The request = Print all of the lines exactly. Any picture among them stays out.

* start Data to process *

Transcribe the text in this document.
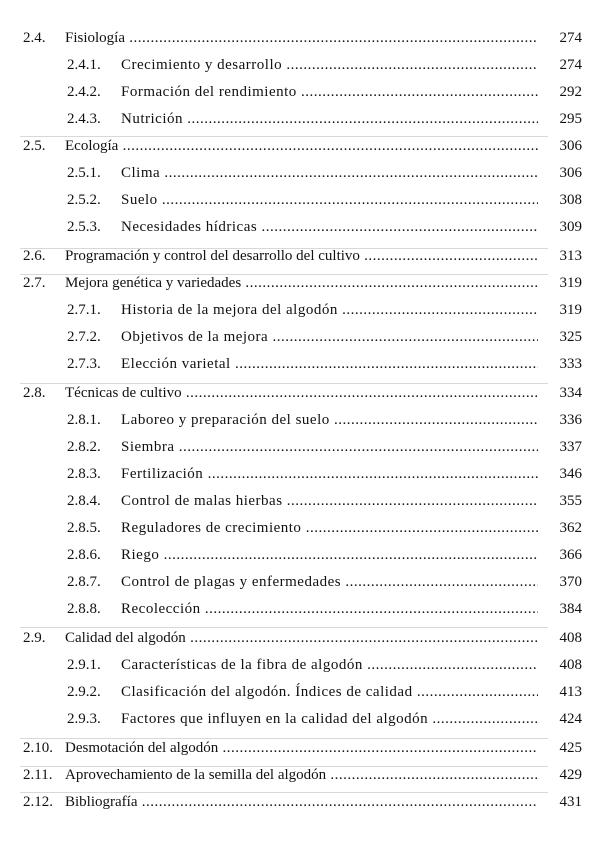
2.4. Fisiología .....	274
2.4.1. Crecimiento y desarrollo .....	274
2.4.2. Formación del rendimiento .....	292
2.4.3. Nutrición .....	295
2.5. Ecología .....	306
2.5.1. Clima .....	306
2.5.2. Suelo .....	308
2.5.3. Necesidades hídricas .....	309
2.6. Programación y control del desarrollo del cultivo .....	313
2.7. Mejora genética y variedades .....	319
2.7.1. Historia de la mejora del algodón .....	319
2.7.2. Objetivos de la mejora .....	325
2.7.3. Elección varietal .....	333
2.8. Técnicas de cultivo .....	334
2.8.1. Laboreo y preparación del suelo .....	336
2.8.2. Siembra .....	337
2.8.3. Fertilización .....	346
2.8.4. Control de malas hierbas .....	355
2.8.5. Reguladores de crecimiento .....	362
2.8.6. Riego .....	366
2.8.7. Control de plagas y enfermedades .....	370
2.8.8. Recolección .....	384
2.9. Calidad del algodón .....	408
2.9.1. Características de la fibra de algodón .....	408
2.9.2. Clasificación del algodón. Índices de calidad .....	413
2.9.3. Factores que influyen en la calidad del algodón .....	424
2.10. Desmotación del algodón .....	425
2.11. Aprovechamiento de la semilla del algodón .....	429
2.12. Bibliografía .....	431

* end Data to process *

Full solution =
Transcribe the text in this document.
2.4. Fisiología .....	274
2.4.1. Crecimiento y desarrollo .....	274
2.4.2. Formación del rendimiento .....	292
2.4.3. Nutrición .....	295
2.5. Ecología .....	306
2.5.1. Clima .....	306
2.5.2. Suelo .....	308
2.5.3. Necesidades hídricas .....	309
2.6. Programación y control del desarrollo del cultivo .....	313
2.7. Mejora genética y variedades .....	319
2.7.1. Historia de la mejora del algodón .....	319
2.7.2. Objetivos de la mejora .....	325
2.7.3. Elección varietal .....	333
2.8. Técnicas de cultivo .....	334
2.8.1. Laboreo y preparación del suelo .....	336
2.8.2. Siembra .....	337
2.8.3. Fertilización .....	346
2.8.4. Control de malas hierbas .....	355
2.8.5. Reguladores de crecimiento .....	362
2.8.6. Riego .....	366
2.8.7. Control de plagas y enfermedades .....	370
2.8.8. Recolección .....	384
2.9. Calidad del algodón .....	408
2.9.1. Características de la fibra de algodón .....	408
2.9.2. Clasificación del algodón. Índices de calidad .....	413
2.9.3. Factores que influyen en la calidad del algodón .....	424
2.10. Desmotación del algodón .....	425
2.11. Aprovechamiento de la semilla del algodón .....	429
2.12. Bibliografía .....	431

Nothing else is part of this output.